INSTRUCTION:
Copy each line of the listing below exactly.

STORED RECORDS:
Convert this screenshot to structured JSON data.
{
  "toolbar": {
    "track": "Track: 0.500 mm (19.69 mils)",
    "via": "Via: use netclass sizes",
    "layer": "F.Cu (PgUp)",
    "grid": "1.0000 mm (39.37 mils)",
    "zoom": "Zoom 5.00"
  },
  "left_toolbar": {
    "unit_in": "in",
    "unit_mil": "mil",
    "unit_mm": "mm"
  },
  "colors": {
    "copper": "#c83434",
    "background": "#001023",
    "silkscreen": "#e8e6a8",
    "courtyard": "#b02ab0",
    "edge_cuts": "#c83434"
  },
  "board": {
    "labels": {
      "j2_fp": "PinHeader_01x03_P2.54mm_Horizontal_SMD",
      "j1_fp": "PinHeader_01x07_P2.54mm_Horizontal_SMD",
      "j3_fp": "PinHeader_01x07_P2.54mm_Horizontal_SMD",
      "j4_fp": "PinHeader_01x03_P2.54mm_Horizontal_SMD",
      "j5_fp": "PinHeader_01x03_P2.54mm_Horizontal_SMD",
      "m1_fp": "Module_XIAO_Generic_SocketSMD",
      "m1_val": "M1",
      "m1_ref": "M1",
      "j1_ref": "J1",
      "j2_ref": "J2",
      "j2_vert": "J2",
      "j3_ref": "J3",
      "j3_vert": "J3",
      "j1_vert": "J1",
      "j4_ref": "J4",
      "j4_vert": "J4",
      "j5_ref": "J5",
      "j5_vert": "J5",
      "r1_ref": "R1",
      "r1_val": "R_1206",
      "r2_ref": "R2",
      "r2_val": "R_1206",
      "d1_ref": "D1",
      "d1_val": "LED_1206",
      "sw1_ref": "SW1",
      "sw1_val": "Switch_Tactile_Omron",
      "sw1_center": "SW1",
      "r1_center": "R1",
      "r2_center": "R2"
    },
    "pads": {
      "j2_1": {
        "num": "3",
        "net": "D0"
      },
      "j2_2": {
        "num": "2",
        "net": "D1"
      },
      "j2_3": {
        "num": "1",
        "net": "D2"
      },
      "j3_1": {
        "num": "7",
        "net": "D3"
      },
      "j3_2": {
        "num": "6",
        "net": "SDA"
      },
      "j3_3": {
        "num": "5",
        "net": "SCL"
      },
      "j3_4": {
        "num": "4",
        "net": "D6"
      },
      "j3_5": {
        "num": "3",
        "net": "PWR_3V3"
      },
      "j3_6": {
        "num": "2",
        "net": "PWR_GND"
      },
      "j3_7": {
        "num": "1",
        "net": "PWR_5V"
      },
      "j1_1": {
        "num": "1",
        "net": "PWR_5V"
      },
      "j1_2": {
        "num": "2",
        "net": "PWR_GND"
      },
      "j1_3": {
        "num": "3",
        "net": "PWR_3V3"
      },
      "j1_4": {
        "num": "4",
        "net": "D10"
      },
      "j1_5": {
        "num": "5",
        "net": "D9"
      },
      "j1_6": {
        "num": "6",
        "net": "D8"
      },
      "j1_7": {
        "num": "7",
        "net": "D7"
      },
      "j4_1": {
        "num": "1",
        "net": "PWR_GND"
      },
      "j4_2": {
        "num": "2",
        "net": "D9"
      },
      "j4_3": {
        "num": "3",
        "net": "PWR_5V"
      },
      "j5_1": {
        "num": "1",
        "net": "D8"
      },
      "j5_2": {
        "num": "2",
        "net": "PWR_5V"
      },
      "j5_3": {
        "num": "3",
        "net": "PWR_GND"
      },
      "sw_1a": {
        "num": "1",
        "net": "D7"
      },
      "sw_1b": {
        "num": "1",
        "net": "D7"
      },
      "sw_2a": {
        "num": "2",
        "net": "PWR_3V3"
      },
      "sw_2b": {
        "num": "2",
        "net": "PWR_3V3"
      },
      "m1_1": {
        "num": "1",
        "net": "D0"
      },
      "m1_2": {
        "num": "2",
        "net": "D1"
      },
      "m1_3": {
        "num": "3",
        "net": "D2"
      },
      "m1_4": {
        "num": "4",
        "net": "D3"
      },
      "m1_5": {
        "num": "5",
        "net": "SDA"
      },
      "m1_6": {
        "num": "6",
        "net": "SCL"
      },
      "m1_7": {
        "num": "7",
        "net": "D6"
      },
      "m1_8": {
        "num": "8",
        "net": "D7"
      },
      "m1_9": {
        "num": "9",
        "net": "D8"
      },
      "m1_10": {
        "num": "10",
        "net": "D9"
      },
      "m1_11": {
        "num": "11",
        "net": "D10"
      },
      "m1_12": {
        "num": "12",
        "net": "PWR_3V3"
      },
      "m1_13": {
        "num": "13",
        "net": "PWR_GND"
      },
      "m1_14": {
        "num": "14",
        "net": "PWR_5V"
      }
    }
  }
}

EXERCISE ANSWER:
Convert this screenshot to structured JSON data.
{
  "toolbar": {
    "track": "Track: 0.500 mm (19.69 mils)",
    "via": "Via: use netclass sizes",
    "layer": "F.Cu (PgUp)",
    "grid": "1.0000 mm (39.37 mils)",
    "zoom": "Zoom 5.00"
  },
  "left_toolbar": {
    "unit_in": "in",
    "unit_mil": "mil",
    "unit_mm": "mm"
  },
  "colors": {
    "copper": "#c83434",
    "background": "#001023",
    "silkscreen": "#e8e6a8",
    "courtyard": "#b02ab0",
    "edge_cuts": "#c83434"
  },
  "board": {
    "labels": {
      "j2_fp": "PinHeader_01x03_P2.54mm_Horizontal_SMD",
      "j1_fp": "PinHeader_01x07_P2.54mm_Horizontal_SMD",
      "j3_fp": "PinHeader_01x07_P2.54mm_Horizontal_SMD",
      "j4_fp": "PinHeader_01x03_P2.54mm_Horizontal_SMD",
      "j5_fp": "PinHeader_01x03_P2.54mm_Horizontal_SMD",
      "m1_fp": "Module_XIAO_Generic_SocketSMD",
      "m1_val": "M1",
      "m1_ref": "M1",
      "j1_ref": "J1",
      "j2_ref": "J2",
      "j2_vert": "J2",
      "j3_ref": "J3",
      "j3_vert": "J3",
      "j1_vert": "J1",
      "j4_ref": "J4",
      "j4_vert": "J4",
      "j5_ref": "J5",
      "j5_vert": "J5",
      "r1_ref": "R1",
      "r1_val": "R_1206",
      "r2_ref": "R2",
      "r2_val": "R_1206",
      "d1_ref": "D1",
      "d1_val": "LED_1206",
      "sw1_ref": "SW1",
      "sw1_val": "Switch_Tactile_Omron",
      "sw1_center": "SW1",
      "r1_center": "R1",
      "r2_center": "R2"
    },
    "pads": {
      "j2_1": {
        "num": "3",
        "net": "D0"
      },
      "j2_2": {
        "num": "2",
        "net": "D1"
      },
      "j2_3": {
        "num": "1",
        "net": "D2"
      },
      "j3_1": {
        "num": "7",
        "net": "D3"
      },
      "j3_2": {
        "num": "6",
        "net": "SDA"
      },
      "j3_3": {
        "num": "5",
        "net": "SCL"
      },
      "j3_4": {
        "num": "4",
        "net": "D6"
      },
      "j3_5": {
        "num": "3",
        "net": "PWR_3V3"
      },
      "j3_6": {
        "num": "2",
        "net": "PWR_GND"
      },
      "j3_7": {
        "num": "1",
        "net": "PWR_5V"
      },
      "j1_1": {
        "num": "1",
        "net": "PWR_5V"
      },
      "j1_2": {
        "num": "2",
        "net": "PWR_GND"
      },
      "j1_3": {
        "num": "3",
        "net": "PWR_3V3"
      },
      "j1_4": {
        "num": "4",
        "net": "D10"
      },
      "j1_5": {
        "num": "5",
        "net": "D9"
      },
      "j1_6": {
        "num": "6",
        "net": "D8"
      },
      "j1_7": {
        "num": "7",
        "net": "D7"
      },
      "j4_1": {
        "num": "1",
        "net": "PWR_GND"
      },
      "j4_2": {
        "num": "2",
        "net": "D9"
      },
      "j4_3": {
        "num": "3",
        "net": "PWR_5V"
      },
      "j5_1": {
        "num": "1",
        "net": "D8"
      },
      "j5_2": {
        "num": "2",
        "net": "PWR_5V"
      },
      "j5_3": {
        "num": "3",
        "net": "PWR_GND"
      },
      "sw_1a": {
        "num": "1",
        "net": "D7"
      },
      "sw_1b": {
        "num": "1",
        "net": "D7"
      },
      "sw_2a": {
        "num": "2",
        "net": "PWR_3V3"
      },
      "sw_2b": {
        "num": "2",
        "net": "PWR_3V3"
      },
      "m1_1": {
        "num": "1",
        "net": "D0"
      },
      "m1_2": {
        "num": "2",
        "net": "D1"
      },
      "m1_3": {
        "num": "3",
        "net": "D2"
      },
      "m1_4": {
        "num": "4",
        "net": "D3"
      },
      "m1_5": {
        "num": "5",
        "net": "SDA"
      },
      "m1_6": {
        "num": "6",
        "net": "SCL"
      },
      "m1_7": {
        "num": "7",
        "net": "D6"
      },
      "m1_8": {
        "num": "8",
        "net": "D7"
      },
      "m1_9": {
        "num": "9",
        "net": "D8"
      },
      "m1_10": {
        "num": "10",
        "net": "D9"
      },
      "m1_11": {
        "num": "11",
        "net": "D10"
      },
      "m1_12": {
        "num": "12",
        "net": "PWR_3V3"
      },
      "m1_13": {
        "num": "13",
        "net": "PWR_GND"
      },
      "m1_14": {
        "num": "14",
        "net": "PWR_5V"
      }
    }
  }
}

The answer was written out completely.